----- Exercise inputs

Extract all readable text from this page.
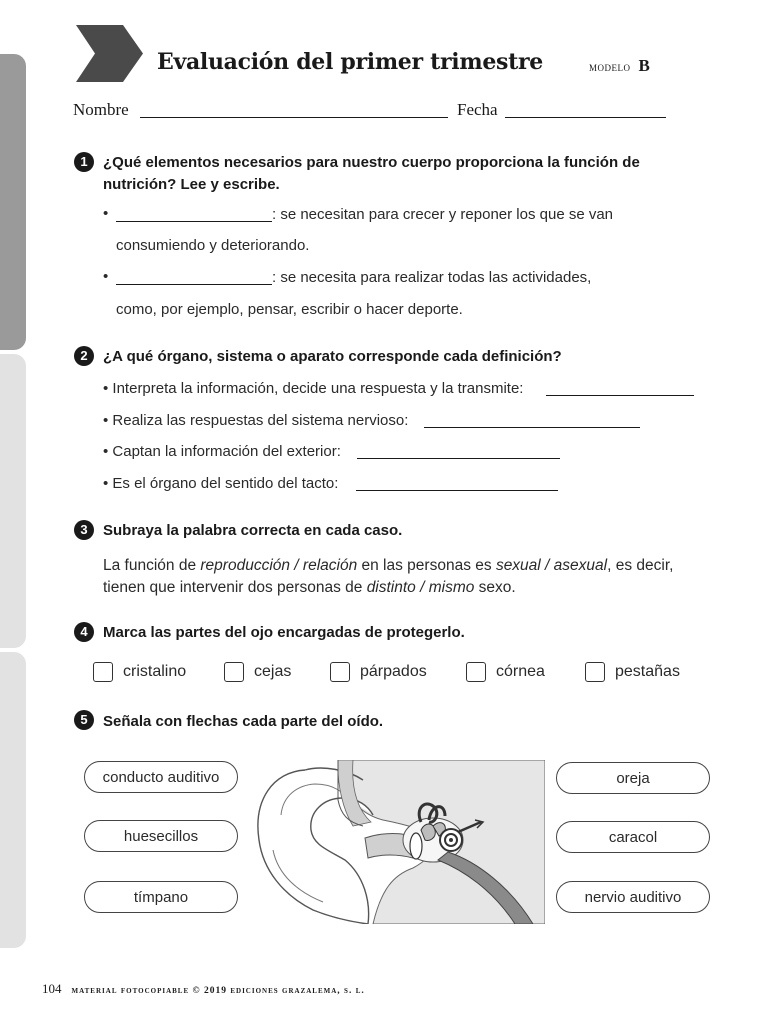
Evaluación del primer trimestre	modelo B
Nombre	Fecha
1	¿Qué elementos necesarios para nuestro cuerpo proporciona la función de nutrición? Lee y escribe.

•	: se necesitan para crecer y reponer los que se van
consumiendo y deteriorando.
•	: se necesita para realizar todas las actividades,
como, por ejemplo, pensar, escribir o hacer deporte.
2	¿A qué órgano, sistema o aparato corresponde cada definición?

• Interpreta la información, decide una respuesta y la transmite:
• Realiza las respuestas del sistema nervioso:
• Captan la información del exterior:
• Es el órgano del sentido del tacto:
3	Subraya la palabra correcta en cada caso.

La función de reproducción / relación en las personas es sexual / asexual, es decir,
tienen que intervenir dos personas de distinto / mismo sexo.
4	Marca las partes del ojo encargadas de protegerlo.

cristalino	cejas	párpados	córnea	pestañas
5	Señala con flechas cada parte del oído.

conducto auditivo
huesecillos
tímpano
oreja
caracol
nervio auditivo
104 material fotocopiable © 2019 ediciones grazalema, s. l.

----------
----- Exercise inputs

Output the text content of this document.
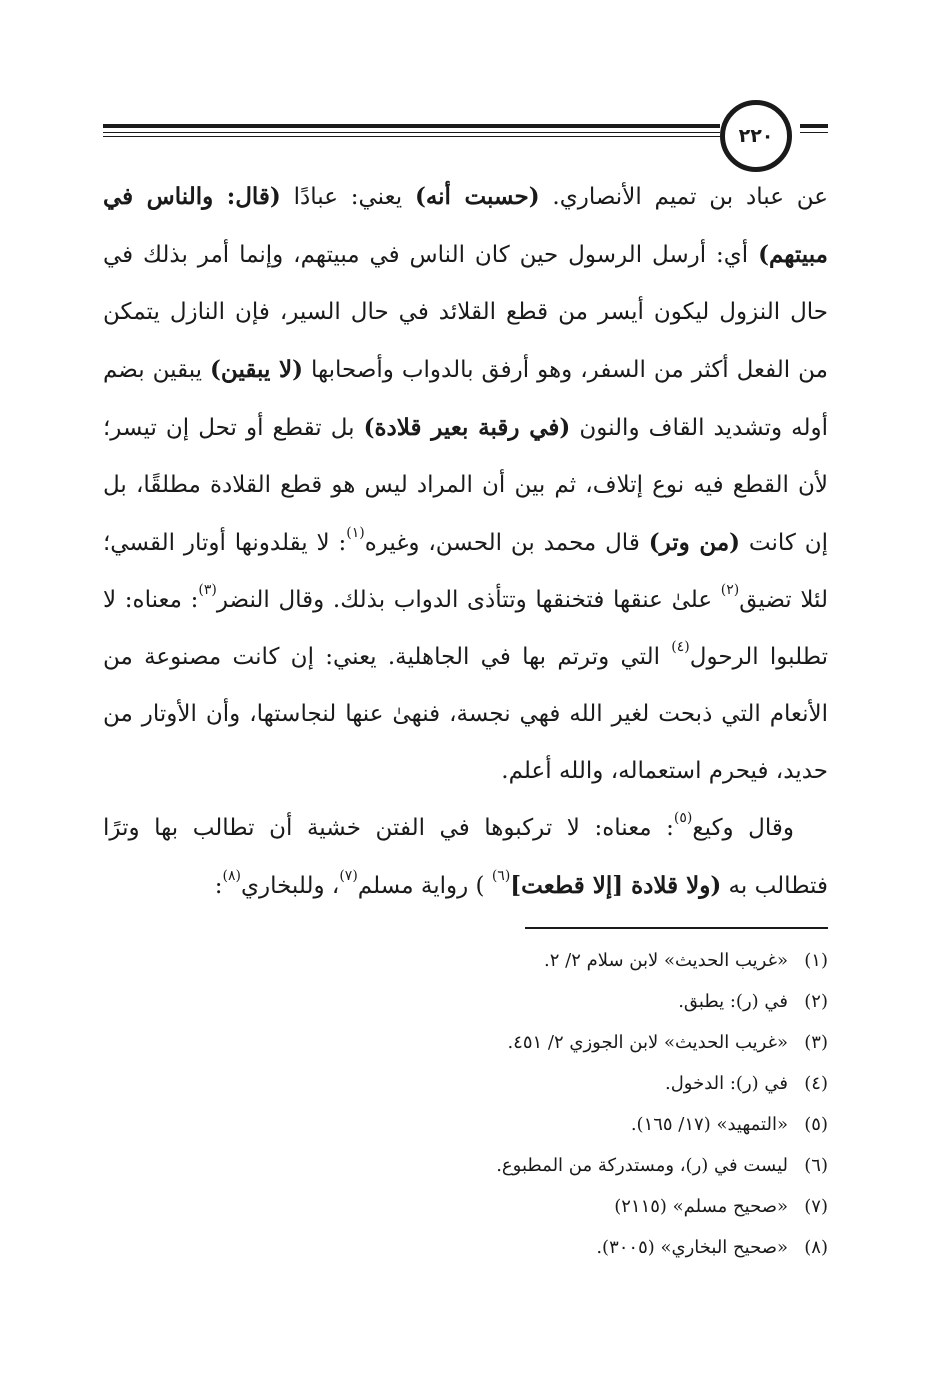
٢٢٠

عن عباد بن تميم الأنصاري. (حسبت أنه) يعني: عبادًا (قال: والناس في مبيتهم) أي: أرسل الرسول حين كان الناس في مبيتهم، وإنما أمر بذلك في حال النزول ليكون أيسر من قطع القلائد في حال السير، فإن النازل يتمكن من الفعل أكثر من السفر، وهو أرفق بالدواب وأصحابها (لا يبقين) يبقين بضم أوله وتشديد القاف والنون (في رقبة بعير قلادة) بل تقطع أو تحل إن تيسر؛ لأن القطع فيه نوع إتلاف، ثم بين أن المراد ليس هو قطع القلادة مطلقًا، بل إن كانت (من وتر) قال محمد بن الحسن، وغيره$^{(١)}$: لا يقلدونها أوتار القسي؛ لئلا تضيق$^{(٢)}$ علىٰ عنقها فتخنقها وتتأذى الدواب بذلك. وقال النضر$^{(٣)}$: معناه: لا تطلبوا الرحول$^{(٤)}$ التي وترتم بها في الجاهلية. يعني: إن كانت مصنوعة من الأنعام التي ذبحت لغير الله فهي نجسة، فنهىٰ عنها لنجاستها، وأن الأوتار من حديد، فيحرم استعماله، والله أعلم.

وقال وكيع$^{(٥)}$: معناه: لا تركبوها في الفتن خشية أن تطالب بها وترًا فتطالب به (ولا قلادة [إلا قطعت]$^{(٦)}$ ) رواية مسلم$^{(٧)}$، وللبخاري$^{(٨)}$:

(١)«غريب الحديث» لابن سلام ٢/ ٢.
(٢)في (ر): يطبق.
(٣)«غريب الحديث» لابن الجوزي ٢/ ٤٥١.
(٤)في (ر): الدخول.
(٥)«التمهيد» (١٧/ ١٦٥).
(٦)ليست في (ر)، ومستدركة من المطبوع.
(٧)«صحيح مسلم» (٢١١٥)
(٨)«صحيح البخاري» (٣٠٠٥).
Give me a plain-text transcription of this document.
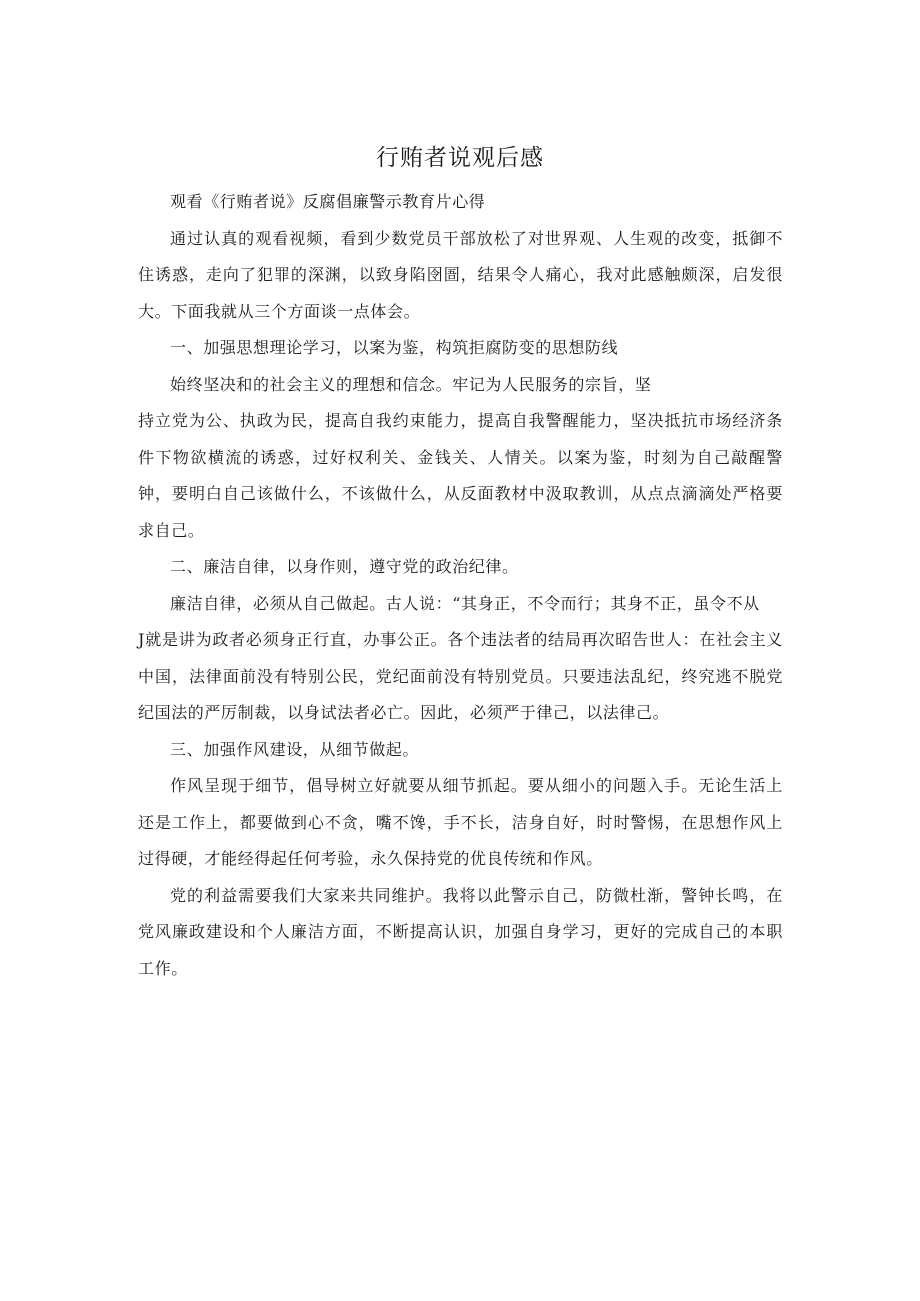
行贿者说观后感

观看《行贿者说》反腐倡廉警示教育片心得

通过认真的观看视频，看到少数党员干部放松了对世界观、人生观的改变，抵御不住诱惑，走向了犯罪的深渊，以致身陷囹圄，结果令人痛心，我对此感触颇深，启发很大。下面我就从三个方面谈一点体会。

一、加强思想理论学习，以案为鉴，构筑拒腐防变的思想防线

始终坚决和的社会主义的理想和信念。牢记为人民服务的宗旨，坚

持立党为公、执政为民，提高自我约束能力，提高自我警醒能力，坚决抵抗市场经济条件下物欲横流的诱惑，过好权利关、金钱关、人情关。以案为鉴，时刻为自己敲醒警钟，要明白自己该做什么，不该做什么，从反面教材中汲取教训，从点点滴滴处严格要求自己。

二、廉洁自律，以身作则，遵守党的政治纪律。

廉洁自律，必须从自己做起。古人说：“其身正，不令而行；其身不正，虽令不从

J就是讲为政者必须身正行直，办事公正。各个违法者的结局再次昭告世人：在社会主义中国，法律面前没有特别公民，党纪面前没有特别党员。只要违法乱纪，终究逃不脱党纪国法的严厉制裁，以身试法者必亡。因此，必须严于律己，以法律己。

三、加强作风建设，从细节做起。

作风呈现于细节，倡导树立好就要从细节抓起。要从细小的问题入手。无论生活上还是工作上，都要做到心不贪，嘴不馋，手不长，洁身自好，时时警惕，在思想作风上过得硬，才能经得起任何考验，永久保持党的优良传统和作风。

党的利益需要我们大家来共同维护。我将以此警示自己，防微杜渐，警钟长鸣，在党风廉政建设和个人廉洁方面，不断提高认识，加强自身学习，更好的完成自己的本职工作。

----------

_What is being asked_.
Search the records for the word "personas" and copy every line where it occurs.

_Result of this task_.
La función de reproducción / relación en las personas es sexual / asexual, es decir,
tienen que intervenir dos personas de distinto / mismo sexo.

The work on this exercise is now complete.